*YOUR OBJECTIVE*: Output all of the data below exactly as given.

*SUPPLIED ENTRIES*:

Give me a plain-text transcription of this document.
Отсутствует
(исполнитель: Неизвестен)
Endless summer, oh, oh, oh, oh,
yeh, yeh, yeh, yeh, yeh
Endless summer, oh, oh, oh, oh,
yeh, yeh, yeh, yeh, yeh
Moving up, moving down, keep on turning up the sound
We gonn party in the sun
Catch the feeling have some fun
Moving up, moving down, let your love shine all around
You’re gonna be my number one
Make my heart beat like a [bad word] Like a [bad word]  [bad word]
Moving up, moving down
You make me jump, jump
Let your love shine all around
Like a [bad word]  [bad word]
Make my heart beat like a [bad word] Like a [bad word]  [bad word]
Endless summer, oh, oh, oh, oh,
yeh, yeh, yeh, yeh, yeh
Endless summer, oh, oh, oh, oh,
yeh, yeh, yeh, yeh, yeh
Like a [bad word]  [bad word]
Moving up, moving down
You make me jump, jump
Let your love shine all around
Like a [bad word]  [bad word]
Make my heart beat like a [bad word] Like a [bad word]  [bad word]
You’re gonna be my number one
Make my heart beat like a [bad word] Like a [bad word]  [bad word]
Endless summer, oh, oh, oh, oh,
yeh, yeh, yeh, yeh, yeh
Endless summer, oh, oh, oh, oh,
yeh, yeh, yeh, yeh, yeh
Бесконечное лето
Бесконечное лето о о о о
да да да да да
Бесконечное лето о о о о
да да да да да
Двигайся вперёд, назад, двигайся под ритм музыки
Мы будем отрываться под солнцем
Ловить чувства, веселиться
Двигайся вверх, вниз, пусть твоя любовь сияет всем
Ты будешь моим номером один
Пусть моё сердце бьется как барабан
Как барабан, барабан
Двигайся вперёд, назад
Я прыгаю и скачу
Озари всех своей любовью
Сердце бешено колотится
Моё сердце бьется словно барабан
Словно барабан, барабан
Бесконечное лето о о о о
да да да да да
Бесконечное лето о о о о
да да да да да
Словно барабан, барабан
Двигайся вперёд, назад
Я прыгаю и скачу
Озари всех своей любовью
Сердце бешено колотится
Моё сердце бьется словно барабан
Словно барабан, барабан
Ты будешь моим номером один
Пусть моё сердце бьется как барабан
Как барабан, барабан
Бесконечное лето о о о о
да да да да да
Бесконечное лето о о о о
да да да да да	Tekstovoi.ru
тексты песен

*EXPECTED ANSWER*:
Give me a plain-text transcription of this document.
Отсутствует
(исполнитель: Неизвестен)
Endless summer, oh, oh, oh, oh,
yeh, yeh, yeh, yeh, yeh
Endless summer, oh, oh, oh, oh,
yeh, yeh, yeh, yeh, yeh
Moving up, moving down, keep on turning up the sound
We gonn party in the sun
Catch the feeling have some fun
Moving up, moving down, let your love shine all around
You’re gonna be my number one
Make my heart beat like a [bad word] Like a [bad word]  [bad word]
Moving up, moving down
You make me jump, jump
Let your love shine all around
Like a [bad word]  [bad word]
Make my heart beat like a [bad word] Like a [bad word]  [bad word]
Endless summer, oh, oh, oh, oh,
yeh, yeh, yeh, yeh, yeh
Endless summer, oh, oh, oh, oh,
yeh, yeh, yeh, yeh, yeh
Like a [bad word]  [bad word]
Moving up, moving down
You make me jump, jump
Let your love shine all around
Like a [bad word]  [bad word]
Make my heart beat like a [bad word] Like a [bad word]  [bad word]
You’re gonna be my number one
Make my heart beat like a [bad word] Like a [bad word]  [bad word]
Endless summer, oh, oh, oh, oh,
yeh, yeh, yeh, yeh, yeh
Endless summer, oh, oh, oh, oh,
yeh, yeh, yeh, yeh, yeh
Бесконечное лето
Бесконечное лето о о о о
да да да да да
Бесконечное лето о о о о
да да да да да
Двигайся вперёд, назад, двигайся под ритм музыки
Мы будем отрываться под солнцем
Ловить чувства, веселиться
Двигайся вверх, вниз, пусть твоя любовь сияет всем
Ты будешь моим номером один
Пусть моё сердце бьется как барабан
Как барабан, барабан
Двигайся вперёд, назад
Я прыгаю и скачу
Озари всех своей любовью
Сердце бешено колотится
Моё сердце бьется словно барабан
Словно барабан, барабан
Бесконечное лето о о о о
да да да да да
Бесконечное лето о о о о
да да да да да
Словно барабан, барабан
Двигайся вперёд, назад
Я прыгаю и скачу
Озари всех своей любовью
Сердце бешено колотится
Моё сердце бьется словно барабан
Словно барабан, барабан
Ты будешь моим номером один
Пусть моё сердце бьется как барабан
Как барабан, барабан
Бесконечное лето о о о о
да да да да да
Бесконечное лето о о о о
да да да да да	Tekstovoi.ru
тексты песен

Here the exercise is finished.